[Source records]
"""

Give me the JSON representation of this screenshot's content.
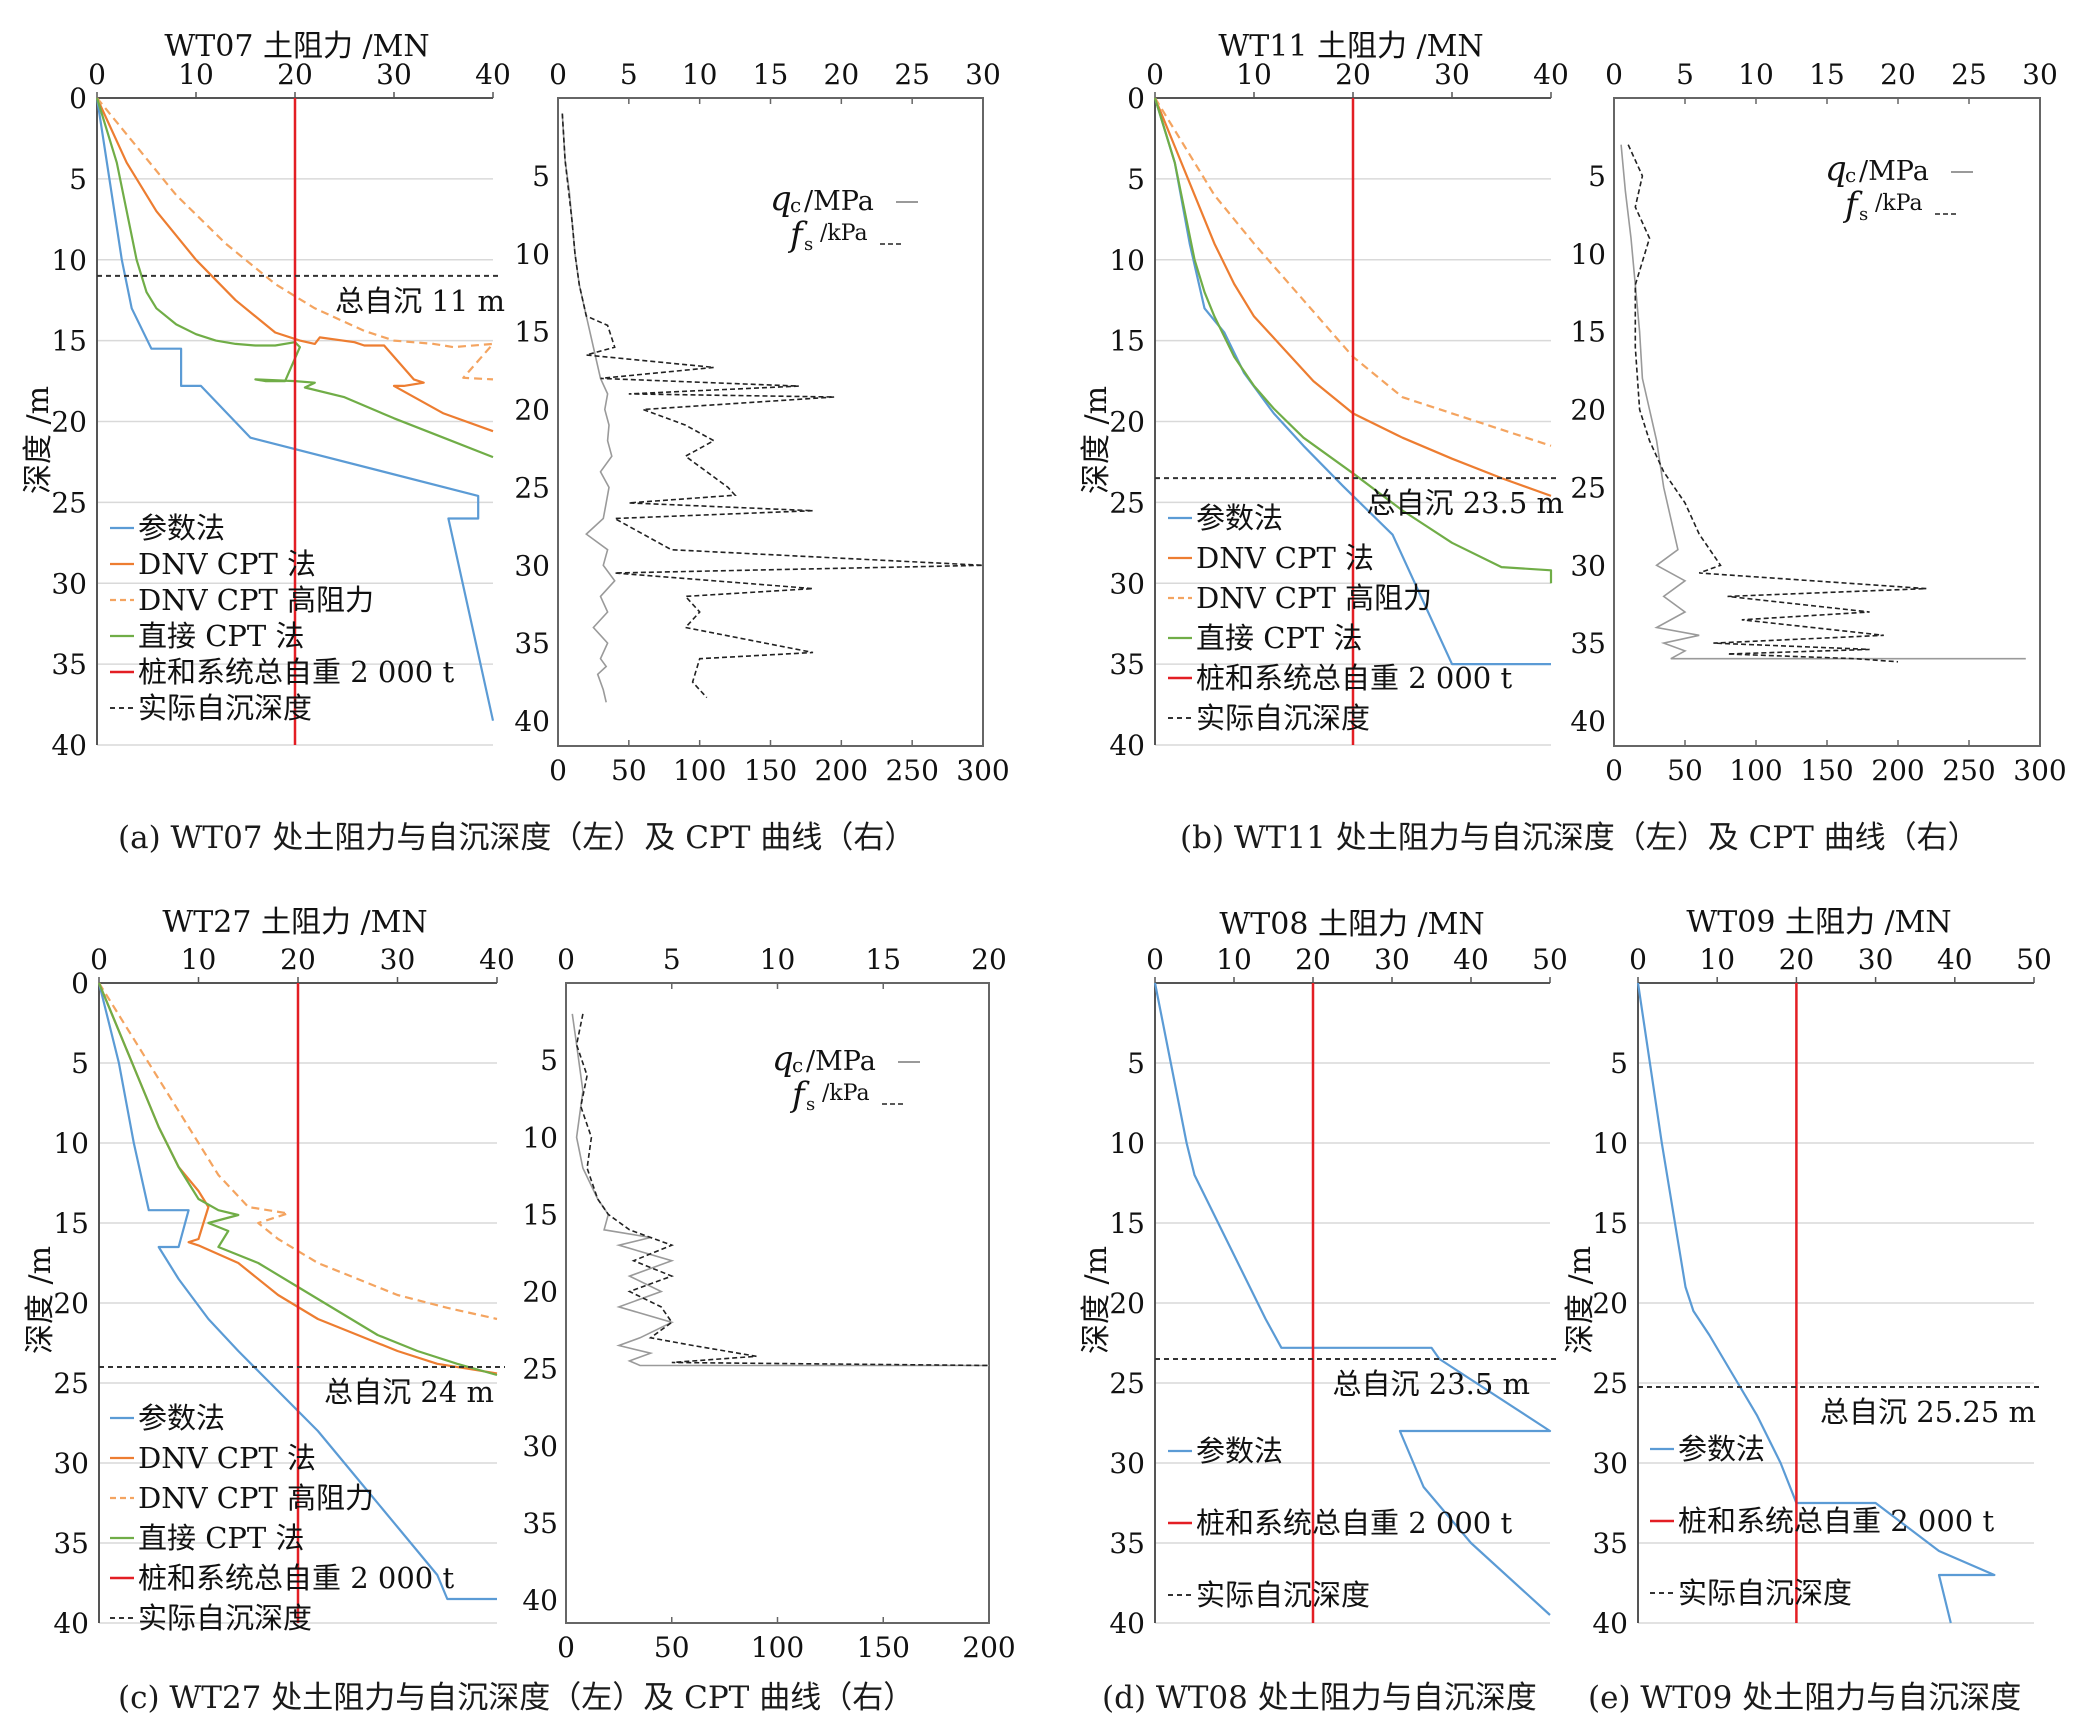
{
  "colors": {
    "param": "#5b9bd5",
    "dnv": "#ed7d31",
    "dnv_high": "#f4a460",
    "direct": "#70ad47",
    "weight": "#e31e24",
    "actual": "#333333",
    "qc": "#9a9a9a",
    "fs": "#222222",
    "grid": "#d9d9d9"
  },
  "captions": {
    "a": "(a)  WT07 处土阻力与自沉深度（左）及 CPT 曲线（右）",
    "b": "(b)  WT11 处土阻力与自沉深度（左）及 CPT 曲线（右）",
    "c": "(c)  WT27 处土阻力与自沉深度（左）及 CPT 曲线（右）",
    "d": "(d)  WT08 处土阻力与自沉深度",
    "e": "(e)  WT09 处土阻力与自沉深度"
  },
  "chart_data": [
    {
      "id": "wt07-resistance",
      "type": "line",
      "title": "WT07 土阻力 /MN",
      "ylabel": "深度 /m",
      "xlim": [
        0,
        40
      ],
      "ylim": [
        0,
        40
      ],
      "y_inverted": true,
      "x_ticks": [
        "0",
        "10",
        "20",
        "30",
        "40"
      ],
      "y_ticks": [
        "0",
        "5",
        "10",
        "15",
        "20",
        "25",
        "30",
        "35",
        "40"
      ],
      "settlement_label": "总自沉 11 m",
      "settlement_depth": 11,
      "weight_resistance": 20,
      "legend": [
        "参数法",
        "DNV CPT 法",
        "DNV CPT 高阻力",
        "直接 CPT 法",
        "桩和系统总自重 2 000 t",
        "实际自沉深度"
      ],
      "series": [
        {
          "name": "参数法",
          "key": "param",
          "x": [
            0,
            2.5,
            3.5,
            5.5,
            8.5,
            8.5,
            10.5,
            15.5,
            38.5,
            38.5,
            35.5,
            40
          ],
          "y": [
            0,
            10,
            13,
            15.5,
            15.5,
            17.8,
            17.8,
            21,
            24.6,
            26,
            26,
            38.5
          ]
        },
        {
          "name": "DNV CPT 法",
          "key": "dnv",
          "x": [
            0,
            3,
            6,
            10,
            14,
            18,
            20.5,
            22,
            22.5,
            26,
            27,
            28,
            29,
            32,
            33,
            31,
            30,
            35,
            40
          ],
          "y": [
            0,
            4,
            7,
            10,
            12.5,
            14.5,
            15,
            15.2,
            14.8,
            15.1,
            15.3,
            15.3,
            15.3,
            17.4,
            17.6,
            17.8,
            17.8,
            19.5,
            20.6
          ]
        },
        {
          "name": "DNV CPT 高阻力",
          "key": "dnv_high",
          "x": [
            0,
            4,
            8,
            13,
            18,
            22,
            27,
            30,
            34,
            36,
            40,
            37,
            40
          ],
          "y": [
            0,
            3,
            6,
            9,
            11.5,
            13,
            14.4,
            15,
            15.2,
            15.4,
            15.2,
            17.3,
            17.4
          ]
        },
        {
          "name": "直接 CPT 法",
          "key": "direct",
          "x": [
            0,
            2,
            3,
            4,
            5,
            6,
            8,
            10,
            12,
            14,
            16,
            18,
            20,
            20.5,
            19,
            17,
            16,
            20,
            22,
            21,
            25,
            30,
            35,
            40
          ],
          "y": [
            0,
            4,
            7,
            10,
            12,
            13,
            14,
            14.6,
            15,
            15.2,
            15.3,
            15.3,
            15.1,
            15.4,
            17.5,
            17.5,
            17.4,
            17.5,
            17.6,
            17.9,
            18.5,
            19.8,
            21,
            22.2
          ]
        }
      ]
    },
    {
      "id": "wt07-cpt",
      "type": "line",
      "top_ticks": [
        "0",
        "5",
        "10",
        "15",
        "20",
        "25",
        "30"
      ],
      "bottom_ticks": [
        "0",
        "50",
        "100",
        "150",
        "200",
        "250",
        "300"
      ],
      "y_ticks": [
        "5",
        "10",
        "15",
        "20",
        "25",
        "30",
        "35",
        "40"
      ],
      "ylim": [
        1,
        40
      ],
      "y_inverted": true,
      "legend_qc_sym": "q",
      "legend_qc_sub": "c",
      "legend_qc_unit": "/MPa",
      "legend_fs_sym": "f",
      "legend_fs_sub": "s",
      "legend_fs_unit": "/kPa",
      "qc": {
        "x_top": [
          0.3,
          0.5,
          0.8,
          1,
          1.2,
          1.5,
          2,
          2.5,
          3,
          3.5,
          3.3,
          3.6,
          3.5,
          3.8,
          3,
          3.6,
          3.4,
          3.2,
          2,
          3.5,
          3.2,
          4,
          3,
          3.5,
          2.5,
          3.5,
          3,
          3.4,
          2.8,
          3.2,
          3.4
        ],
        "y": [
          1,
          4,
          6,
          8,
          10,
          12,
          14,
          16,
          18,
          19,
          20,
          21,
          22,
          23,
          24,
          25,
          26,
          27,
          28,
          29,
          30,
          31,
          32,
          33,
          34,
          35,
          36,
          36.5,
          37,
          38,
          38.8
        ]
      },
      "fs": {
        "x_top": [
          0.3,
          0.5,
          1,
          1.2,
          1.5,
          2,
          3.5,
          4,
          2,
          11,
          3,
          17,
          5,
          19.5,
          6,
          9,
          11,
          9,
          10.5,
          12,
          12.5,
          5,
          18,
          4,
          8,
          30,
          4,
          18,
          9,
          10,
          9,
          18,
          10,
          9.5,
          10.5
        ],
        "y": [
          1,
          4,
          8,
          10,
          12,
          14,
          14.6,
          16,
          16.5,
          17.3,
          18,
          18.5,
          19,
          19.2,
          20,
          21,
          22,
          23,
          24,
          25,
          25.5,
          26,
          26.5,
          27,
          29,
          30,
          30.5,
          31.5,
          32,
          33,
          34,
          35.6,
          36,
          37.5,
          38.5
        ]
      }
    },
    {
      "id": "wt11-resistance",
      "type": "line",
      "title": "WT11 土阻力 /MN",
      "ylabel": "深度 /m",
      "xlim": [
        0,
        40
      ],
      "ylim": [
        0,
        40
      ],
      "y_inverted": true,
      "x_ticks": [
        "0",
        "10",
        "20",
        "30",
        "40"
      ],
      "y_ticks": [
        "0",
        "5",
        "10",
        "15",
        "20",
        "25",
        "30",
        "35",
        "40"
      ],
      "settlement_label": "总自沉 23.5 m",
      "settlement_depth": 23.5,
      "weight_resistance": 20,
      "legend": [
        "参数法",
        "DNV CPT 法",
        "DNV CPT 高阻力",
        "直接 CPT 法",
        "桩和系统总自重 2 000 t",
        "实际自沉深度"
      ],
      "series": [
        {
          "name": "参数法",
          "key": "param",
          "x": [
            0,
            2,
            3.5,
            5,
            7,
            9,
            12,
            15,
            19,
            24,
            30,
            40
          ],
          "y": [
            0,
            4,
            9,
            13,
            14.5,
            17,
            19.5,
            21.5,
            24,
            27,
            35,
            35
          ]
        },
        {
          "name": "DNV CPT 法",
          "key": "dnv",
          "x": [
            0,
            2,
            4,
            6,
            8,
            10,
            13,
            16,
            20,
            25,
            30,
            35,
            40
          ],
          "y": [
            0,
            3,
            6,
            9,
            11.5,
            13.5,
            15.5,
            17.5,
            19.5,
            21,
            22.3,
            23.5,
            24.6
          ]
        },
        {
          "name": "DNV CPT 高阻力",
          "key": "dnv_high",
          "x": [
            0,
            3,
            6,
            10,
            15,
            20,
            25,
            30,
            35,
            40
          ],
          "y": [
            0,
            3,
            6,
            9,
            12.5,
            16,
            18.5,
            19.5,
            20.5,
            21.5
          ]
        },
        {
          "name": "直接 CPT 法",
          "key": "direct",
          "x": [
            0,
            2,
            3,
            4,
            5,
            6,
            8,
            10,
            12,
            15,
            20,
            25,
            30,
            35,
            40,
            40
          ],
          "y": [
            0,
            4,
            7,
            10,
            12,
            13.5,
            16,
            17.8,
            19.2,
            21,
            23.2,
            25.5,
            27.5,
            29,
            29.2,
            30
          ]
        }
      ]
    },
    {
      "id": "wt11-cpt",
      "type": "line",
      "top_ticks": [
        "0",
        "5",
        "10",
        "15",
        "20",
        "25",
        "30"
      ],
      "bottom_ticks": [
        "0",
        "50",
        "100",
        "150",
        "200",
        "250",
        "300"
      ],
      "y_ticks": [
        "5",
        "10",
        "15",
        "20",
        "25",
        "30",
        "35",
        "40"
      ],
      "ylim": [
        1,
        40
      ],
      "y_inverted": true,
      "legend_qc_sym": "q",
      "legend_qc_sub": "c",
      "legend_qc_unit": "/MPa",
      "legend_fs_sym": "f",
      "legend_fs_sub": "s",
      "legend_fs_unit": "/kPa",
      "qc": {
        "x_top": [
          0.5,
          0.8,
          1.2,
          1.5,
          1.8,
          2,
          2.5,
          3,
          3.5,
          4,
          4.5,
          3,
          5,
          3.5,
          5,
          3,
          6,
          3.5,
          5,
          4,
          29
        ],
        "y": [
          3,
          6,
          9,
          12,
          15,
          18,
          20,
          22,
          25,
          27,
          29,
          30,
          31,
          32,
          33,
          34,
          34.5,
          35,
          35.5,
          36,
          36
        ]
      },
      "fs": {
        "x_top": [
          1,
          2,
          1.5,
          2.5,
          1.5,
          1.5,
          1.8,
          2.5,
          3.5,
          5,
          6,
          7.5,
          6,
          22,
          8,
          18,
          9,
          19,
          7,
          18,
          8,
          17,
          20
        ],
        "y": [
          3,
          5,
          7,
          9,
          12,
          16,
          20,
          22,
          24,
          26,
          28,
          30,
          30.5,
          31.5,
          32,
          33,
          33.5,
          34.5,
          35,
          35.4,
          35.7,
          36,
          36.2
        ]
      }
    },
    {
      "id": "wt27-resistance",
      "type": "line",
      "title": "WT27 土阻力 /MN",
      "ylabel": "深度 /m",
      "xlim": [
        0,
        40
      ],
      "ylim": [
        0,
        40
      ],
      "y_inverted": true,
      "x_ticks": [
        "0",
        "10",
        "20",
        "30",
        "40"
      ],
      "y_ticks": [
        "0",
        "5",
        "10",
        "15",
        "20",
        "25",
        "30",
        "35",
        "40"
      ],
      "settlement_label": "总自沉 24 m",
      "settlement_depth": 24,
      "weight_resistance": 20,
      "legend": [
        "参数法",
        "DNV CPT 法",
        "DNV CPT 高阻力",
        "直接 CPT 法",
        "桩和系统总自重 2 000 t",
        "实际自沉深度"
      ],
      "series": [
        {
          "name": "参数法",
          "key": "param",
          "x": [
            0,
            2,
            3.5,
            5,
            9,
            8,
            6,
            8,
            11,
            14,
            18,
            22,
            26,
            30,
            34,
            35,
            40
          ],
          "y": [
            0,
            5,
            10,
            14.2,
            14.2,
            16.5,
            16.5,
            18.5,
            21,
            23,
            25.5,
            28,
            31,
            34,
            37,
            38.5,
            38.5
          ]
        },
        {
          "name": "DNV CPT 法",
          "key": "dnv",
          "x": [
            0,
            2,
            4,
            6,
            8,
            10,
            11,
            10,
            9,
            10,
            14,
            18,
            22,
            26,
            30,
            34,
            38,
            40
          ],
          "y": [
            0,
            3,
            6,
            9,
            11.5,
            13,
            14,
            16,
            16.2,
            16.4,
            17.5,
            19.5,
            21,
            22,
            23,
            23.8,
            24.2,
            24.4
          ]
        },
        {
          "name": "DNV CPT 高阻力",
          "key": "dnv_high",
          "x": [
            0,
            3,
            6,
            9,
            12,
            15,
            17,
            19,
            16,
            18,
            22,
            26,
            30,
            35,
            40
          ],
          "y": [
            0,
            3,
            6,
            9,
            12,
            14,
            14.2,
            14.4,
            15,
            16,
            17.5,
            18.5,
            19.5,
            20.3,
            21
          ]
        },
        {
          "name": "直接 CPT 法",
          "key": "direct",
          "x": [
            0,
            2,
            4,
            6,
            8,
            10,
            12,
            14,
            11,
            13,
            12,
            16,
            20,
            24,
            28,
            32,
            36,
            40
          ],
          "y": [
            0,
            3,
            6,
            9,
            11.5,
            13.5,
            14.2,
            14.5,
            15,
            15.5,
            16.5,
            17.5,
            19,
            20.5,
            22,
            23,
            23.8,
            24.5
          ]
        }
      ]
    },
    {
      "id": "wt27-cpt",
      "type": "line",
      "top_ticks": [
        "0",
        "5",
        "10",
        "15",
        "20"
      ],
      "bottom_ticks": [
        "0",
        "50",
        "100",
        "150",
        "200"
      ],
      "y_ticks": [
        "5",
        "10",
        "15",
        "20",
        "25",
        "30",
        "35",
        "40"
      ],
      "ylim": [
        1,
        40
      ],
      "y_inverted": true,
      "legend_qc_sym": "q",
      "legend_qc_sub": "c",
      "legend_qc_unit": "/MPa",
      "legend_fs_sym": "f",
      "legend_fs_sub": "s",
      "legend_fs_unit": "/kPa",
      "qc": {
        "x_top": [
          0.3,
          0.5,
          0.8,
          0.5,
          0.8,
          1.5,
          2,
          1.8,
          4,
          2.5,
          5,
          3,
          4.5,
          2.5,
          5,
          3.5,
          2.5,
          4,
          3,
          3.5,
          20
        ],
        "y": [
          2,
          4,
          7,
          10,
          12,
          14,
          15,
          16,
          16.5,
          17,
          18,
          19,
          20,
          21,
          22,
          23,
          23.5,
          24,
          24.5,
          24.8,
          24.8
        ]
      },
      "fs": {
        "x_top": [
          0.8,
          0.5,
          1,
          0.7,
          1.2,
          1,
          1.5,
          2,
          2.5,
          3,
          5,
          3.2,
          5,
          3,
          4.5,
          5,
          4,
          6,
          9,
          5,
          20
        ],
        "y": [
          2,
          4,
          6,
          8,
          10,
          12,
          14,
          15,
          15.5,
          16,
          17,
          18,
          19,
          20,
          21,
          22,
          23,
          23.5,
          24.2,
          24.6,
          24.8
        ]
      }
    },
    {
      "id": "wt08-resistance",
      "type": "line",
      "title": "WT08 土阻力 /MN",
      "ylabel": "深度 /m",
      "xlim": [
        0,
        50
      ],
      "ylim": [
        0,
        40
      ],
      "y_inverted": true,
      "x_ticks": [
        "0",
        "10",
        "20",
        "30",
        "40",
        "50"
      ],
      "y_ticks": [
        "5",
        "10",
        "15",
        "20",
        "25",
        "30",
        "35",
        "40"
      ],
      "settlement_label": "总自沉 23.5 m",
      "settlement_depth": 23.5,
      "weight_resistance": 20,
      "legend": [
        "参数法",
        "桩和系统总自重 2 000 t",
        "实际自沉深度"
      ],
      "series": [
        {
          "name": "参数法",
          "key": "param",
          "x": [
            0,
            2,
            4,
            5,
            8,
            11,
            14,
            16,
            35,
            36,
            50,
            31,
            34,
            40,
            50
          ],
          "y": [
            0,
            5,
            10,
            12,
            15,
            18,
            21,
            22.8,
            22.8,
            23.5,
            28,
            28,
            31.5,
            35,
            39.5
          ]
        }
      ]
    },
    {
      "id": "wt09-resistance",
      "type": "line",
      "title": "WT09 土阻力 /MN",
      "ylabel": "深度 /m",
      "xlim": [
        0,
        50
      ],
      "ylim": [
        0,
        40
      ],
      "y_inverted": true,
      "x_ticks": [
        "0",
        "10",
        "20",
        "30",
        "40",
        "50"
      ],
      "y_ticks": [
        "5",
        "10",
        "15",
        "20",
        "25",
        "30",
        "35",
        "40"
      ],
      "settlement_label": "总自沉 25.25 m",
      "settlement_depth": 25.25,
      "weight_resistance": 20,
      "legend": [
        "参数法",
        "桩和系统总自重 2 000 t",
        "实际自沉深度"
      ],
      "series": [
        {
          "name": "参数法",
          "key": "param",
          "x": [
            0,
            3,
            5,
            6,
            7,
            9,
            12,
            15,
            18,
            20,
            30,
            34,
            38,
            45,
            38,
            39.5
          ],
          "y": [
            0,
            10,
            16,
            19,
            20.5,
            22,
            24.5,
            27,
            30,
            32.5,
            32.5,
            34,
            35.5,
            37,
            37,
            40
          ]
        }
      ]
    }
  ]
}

"""
"""

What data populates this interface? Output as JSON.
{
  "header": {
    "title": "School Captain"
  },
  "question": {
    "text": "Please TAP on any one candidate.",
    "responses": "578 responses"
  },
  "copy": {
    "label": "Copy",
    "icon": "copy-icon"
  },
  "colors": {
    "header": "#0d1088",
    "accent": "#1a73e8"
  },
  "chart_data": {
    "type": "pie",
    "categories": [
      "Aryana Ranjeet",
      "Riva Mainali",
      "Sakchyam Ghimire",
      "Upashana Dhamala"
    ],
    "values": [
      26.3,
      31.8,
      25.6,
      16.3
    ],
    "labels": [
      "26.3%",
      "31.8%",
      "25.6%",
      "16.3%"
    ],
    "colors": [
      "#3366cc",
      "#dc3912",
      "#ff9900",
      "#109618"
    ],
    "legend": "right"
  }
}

"""

▶ [EXERCISE TASK] What is the number of lines in the data holding the word "JSON"? Reply with that number only.

▶ [WRITTEN REPLY] 2